━━━━━ Provided records

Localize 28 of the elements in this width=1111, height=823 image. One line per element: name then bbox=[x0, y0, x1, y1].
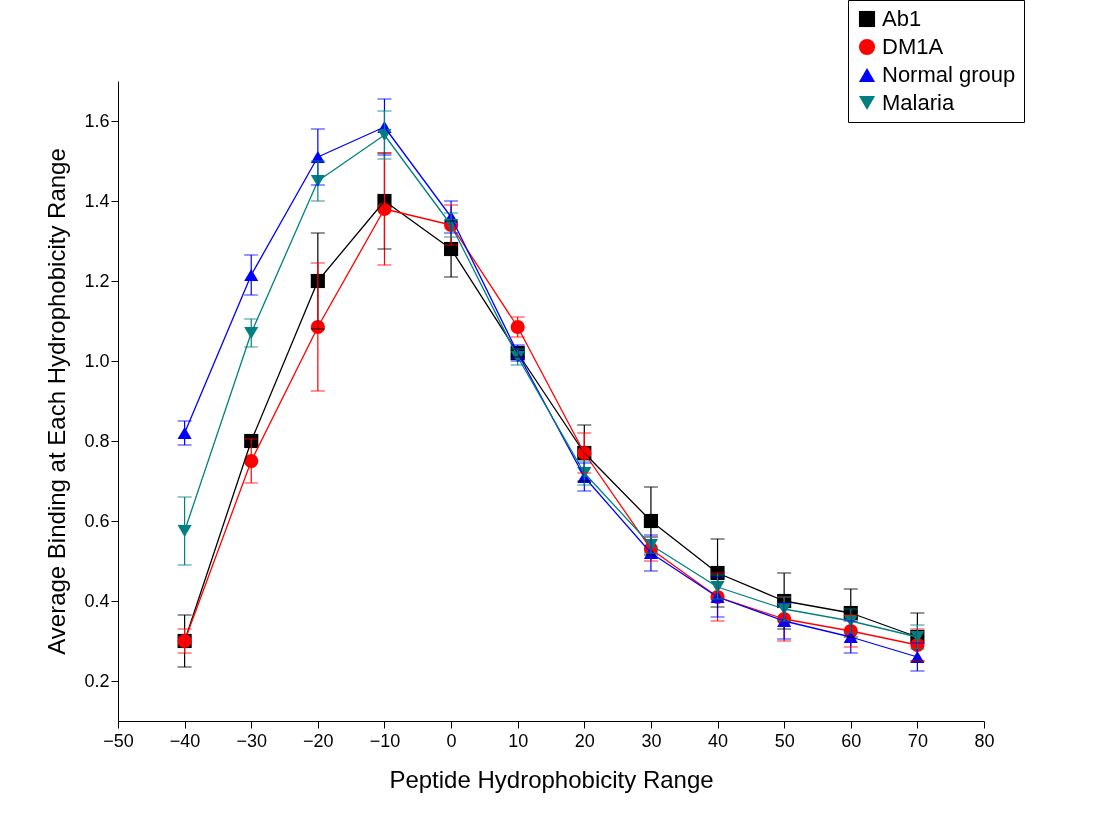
x-tick-label: −20 bbox=[303, 730, 334, 751]
x-tick-label: 70 bbox=[907, 730, 928, 751]
x-tick-label: 0 bbox=[446, 730, 457, 751]
x-tick-label: −10 bbox=[369, 730, 401, 751]
y-axis-title: Average Binding at Each Hydrophobicity Range bbox=[43, 148, 71, 655]
legend-label: Normal group bbox=[882, 62, 1016, 87]
x-tick-label: 20 bbox=[574, 730, 595, 751]
x-tick-label: 80 bbox=[974, 730, 995, 751]
x-tick-label: −40 bbox=[169, 730, 201, 751]
y-tick-label: 1.6 bbox=[84, 110, 110, 131]
y-tick-label: 1.0 bbox=[84, 350, 110, 371]
x-tick-label: 40 bbox=[708, 730, 729, 751]
legend-label: Malaria bbox=[882, 90, 955, 115]
y-tick-label: 0.6 bbox=[84, 510, 110, 531]
y-tick-label: 1.4 bbox=[84, 190, 110, 211]
x-tick-label: −30 bbox=[236, 730, 267, 751]
legend-label: DM1A bbox=[882, 34, 944, 59]
x-tick-label: 60 bbox=[841, 730, 862, 751]
y-tick-label: 0.2 bbox=[84, 670, 110, 691]
y-tick-label: 0.8 bbox=[84, 430, 110, 451]
x-tick-label: 10 bbox=[508, 730, 529, 751]
x-axis-title: Peptide Hydrophobicity Range bbox=[389, 765, 714, 793]
y-tick-label: 0.4 bbox=[84, 590, 110, 611]
y-tick-label: 1.2 bbox=[84, 270, 110, 291]
x-tick-label: −50 bbox=[103, 730, 134, 751]
x-tick-label: 30 bbox=[641, 730, 662, 751]
legend-label: Ab1 bbox=[882, 6, 922, 31]
x-tick-label: 50 bbox=[774, 730, 795, 751]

━━━━━━━━━━

• _Task statement_:
Where a line of the data includes the string "axis", list that line.

• _Task solution_:
y-axis-title: Average Binding at Each Hydrophobicity Range bbox=[43, 148, 71, 655]
x-axis-title: Peptide Hydrophobicity Range bbox=[389, 765, 714, 793]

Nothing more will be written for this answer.